Task to carry out – Scan the records below for the word "your" and give only the number of lines that hold it.

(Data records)
_ _ _ _ _ _ _
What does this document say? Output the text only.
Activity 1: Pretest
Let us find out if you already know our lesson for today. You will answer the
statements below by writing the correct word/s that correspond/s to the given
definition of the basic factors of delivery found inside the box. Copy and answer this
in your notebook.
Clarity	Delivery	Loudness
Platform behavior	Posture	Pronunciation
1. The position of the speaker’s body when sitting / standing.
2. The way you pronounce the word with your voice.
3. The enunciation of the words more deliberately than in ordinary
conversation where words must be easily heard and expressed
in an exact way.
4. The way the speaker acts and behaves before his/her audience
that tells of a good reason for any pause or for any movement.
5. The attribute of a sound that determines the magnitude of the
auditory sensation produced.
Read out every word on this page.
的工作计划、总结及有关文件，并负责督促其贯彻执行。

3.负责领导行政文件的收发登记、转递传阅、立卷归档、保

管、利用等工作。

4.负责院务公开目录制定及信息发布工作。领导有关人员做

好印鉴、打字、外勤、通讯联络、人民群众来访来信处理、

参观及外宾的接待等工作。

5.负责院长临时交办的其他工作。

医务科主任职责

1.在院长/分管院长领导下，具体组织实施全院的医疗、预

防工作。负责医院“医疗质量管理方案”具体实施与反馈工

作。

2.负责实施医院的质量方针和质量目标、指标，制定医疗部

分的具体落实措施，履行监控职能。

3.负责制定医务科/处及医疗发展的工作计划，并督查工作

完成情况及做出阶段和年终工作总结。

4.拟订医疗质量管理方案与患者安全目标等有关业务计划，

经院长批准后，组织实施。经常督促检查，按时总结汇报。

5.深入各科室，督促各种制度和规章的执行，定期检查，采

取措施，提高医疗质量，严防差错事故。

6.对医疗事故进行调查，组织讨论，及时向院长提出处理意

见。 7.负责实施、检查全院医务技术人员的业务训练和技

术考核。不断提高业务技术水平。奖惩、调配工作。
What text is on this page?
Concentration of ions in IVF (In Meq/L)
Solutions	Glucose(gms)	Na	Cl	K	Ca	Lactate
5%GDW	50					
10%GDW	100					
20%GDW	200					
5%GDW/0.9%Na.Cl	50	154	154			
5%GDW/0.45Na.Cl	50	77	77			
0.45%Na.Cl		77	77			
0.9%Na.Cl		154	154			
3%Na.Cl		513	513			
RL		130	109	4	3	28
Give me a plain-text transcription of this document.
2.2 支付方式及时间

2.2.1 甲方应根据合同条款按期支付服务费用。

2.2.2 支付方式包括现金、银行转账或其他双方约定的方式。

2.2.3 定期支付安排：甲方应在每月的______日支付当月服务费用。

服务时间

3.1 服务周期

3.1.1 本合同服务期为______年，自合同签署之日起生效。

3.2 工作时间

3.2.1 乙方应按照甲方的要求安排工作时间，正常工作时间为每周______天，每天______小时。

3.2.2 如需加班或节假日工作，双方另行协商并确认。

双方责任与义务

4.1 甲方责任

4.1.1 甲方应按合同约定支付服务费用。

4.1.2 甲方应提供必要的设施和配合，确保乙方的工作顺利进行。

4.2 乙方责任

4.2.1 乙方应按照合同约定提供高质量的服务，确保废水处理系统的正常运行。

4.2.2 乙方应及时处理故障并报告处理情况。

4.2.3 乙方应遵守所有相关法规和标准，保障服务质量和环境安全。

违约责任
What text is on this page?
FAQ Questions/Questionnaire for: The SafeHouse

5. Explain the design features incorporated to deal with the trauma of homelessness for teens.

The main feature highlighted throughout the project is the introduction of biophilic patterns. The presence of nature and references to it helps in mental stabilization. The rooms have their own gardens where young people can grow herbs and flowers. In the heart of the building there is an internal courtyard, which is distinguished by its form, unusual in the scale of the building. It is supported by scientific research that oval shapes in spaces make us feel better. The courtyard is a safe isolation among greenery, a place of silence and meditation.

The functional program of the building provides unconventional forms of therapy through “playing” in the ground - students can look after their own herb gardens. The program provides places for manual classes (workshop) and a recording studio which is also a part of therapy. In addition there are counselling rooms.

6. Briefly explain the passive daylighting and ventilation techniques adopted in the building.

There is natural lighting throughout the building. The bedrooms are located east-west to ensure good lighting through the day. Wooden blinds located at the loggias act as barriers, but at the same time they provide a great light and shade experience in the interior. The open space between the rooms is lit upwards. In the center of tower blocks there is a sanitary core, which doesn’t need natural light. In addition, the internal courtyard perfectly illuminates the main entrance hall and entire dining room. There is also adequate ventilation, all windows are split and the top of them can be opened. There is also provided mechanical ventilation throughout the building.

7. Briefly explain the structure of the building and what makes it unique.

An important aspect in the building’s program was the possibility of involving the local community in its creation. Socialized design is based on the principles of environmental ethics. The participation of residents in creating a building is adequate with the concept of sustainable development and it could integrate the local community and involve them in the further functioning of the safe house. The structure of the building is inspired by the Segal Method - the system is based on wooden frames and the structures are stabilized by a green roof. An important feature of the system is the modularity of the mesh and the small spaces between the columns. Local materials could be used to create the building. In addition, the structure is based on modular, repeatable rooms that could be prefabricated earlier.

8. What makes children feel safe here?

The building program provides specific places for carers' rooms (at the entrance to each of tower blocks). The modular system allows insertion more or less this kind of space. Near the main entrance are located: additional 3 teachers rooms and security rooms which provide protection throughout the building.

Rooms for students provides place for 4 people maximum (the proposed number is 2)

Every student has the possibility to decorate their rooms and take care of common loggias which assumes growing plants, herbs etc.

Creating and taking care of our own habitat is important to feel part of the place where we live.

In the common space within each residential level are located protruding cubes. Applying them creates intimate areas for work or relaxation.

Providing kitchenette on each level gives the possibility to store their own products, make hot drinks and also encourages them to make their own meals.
_ _ _ _ _ _ _
Result – 2